## Task to complete
Copy out every line exactly as given.

-- BEGIN Given records --

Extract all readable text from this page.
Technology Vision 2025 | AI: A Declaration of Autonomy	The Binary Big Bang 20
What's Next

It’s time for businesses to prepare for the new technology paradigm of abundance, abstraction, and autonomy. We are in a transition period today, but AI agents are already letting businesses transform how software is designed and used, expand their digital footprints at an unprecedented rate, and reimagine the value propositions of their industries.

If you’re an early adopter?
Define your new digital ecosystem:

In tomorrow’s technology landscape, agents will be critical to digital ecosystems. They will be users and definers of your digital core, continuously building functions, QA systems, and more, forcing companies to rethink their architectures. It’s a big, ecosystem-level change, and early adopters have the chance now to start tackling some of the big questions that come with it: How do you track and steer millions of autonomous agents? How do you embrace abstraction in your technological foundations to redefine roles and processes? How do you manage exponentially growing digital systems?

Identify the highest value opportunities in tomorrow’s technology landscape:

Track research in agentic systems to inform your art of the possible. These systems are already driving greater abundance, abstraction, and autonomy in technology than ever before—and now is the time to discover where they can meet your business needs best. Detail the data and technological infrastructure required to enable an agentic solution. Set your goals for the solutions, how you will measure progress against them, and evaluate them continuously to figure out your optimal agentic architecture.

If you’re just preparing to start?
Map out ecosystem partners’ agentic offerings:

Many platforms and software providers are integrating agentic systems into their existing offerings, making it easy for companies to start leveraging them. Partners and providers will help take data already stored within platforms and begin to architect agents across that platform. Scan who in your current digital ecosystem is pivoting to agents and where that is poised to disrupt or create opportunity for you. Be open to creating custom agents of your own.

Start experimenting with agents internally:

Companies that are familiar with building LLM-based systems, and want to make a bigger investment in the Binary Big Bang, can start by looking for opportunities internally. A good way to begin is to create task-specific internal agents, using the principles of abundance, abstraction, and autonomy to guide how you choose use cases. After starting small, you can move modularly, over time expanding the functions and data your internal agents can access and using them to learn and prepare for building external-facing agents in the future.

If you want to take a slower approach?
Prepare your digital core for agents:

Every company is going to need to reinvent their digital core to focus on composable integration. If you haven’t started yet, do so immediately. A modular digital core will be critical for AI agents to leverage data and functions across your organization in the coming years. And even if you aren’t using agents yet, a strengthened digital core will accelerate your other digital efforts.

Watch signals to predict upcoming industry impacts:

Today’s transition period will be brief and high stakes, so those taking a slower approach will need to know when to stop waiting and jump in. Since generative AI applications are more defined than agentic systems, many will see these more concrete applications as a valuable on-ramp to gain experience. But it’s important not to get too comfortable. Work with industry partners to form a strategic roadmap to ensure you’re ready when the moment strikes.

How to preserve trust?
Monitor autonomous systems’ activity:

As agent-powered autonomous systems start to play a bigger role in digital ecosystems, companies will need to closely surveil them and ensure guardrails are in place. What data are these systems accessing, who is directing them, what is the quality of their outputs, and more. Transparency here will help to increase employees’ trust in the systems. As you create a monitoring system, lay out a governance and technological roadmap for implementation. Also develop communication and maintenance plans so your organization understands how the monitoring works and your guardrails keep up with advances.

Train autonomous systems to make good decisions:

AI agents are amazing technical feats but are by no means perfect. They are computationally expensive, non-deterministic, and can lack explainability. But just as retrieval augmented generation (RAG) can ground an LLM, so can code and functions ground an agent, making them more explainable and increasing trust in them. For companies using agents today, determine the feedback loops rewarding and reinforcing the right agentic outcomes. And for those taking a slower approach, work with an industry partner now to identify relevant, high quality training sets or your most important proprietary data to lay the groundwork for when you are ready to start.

-- END Given records --

## Task output
Extract all readable text from this page.
Technology Vision 2025 | AI: A Declaration of Autonomy	The Binary Big Bang 20
What's Next

It’s time for businesses to prepare for the new technology paradigm of abundance, abstraction, and autonomy. We are in a transition period today, but AI agents are already letting businesses transform how software is designed and used, expand their digital footprints at an unprecedented rate, and reimagine the value propositions of their industries.

If you’re an early adopter?
Define your new digital ecosystem:

In tomorrow’s technology landscape, agents will be critical to digital ecosystems. They will be users and definers of your digital core, continuously building functions, QA systems, and more, forcing companies to rethink their architectures. It’s a big, ecosystem-level change, and early adopters have the chance now to start tackling some of the big questions that come with it: How do you track and steer millions of autonomous agents? How do you embrace abstraction in your technological foundations to redefine roles and processes? How do you manage exponentially growing digital systems?

Identify the highest value opportunities in tomorrow’s technology landscape:

Track research in agentic systems to inform your art of the possible. These systems are already driving greater abundance, abstraction, and autonomy in technology than ever before—and now is the time to discover where they can meet your business needs best. Detail the data and technological infrastructure required to enable an agentic solution. Set your goals for the solutions, how you will measure progress against them, and evaluate them continuously to figure out your optimal agentic architecture.

If you’re just preparing to start?
Map out ecosystem partners’ agentic offerings:

Many platforms and software providers are integrating agentic systems into their existing offerings, making it easy for companies to start leveraging them. Partners and providers will help take data already stored within platforms and begin to architect agents across that platform. Scan who in your current digital ecosystem is pivoting to agents and where that is poised to disrupt or create opportunity for you. Be open to creating custom agents of your own.

Start experimenting with agents internally:

Companies that are familiar with building LLM-based systems, and want to make a bigger investment in the Binary Big Bang, can start by looking for opportunities internally. A good way to begin is to create task-specific internal agents, using the principles of abundance, abstraction, and autonomy to guide how you choose use cases. After starting small, you can move modularly, over time expanding the functions and data your internal agents can access and using them to learn and prepare for building external-facing agents in the future.

If you want to take a slower approach?
Prepare your digital core for agents:

Every company is going to need to reinvent their digital core to focus on composable integration. If you haven’t started yet, do so immediately. A modular digital core will be critical for AI agents to leverage data and functions across your organization in the coming years. And even if you aren’t using agents yet, a strengthened digital core will accelerate your other digital efforts.

Watch signals to predict upcoming industry impacts:

Today’s transition period will be brief and high stakes, so those taking a slower approach will need to know when to stop waiting and jump in. Since generative AI applications are more defined than agentic systems, many will see these more concrete applications as a valuable on-ramp to gain experience. But it’s important not to get too comfortable. Work with industry partners to form a strategic roadmap to ensure you’re ready when the moment strikes.

How to preserve trust?
Monitor autonomous systems’ activity:

As agent-powered autonomous systems start to play a bigger role in digital ecosystems, companies will need to closely surveil them and ensure guardrails are in place. What data are these systems accessing, who is directing them, what is the quality of their outputs, and more. Transparency here will help to increase employees’ trust in the systems. As you create a monitoring system, lay out a governance and technological roadmap for implementation. Also develop communication and maintenance plans so your organization understands how the monitoring works and your guardrails keep up with advances.

Train autonomous systems to make good decisions:

AI agents are amazing technical feats but are by no means perfect. They are computationally expensive, non-deterministic, and can lack explainability. But just as retrieval augmented generation (RAG) can ground an LLM, so can code and functions ground an agent, making them more explainable and increasing trust in them. For companies using agents today, determine the feedback loops rewarding and reinforcing the right agentic outcomes. And for those taking a slower approach, work with an industry partner now to identify relevant, high quality training sets or your most important proprietary data to lay the groundwork for when you are ready to start.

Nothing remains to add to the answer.